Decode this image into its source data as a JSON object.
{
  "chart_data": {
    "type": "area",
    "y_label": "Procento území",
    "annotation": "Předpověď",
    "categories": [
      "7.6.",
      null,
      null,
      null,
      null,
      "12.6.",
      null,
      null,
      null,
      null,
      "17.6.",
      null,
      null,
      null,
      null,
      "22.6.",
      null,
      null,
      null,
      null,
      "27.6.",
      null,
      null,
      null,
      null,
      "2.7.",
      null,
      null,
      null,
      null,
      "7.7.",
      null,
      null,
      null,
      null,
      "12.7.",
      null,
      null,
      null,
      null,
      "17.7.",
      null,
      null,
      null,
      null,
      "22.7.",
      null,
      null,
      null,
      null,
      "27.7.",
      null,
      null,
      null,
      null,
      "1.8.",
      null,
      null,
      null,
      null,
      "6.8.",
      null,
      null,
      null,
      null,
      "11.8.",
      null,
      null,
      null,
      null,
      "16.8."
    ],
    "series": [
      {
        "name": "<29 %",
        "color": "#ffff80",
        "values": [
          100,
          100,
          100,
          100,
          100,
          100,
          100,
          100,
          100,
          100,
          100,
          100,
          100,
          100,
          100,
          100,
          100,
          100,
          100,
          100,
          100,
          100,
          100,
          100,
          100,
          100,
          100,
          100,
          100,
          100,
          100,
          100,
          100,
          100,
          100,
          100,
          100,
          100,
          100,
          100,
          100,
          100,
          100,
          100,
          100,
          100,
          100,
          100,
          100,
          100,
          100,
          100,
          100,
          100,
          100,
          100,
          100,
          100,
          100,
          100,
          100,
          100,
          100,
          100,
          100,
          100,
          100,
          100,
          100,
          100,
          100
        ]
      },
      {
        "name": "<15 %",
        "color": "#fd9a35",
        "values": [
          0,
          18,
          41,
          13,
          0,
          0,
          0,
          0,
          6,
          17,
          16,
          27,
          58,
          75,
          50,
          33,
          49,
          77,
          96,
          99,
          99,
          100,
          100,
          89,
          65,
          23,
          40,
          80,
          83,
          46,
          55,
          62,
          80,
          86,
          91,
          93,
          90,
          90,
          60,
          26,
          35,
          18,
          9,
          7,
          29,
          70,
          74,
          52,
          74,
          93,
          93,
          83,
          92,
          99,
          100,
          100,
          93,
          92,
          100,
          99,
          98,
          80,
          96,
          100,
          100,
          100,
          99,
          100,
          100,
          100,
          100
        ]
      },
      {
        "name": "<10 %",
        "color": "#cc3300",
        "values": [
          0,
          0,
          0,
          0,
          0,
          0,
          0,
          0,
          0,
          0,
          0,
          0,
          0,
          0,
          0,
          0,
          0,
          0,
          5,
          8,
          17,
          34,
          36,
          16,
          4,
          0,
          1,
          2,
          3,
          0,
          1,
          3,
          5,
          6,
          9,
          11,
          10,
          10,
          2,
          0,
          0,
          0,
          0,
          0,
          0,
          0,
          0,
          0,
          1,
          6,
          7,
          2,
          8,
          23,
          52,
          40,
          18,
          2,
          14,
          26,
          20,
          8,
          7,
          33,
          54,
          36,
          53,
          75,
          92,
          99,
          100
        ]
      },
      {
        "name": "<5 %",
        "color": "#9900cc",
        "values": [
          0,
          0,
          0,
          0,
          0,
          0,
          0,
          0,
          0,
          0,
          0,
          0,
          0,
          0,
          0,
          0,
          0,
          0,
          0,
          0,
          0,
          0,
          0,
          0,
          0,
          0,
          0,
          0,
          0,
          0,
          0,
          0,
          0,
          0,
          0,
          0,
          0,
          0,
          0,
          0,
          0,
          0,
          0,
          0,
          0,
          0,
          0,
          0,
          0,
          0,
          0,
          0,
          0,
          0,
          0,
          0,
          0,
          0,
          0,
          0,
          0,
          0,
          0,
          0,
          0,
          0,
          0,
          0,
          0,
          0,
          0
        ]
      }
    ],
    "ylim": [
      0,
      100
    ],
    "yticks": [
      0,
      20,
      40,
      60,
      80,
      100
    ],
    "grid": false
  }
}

Exercise goal | Sift through the entries and copy every line with "color".

Correct result |
        "color": "#ffff80",
        "color": "#fd9a35",
        "color": "#cc3300",
        "color": "#9900cc",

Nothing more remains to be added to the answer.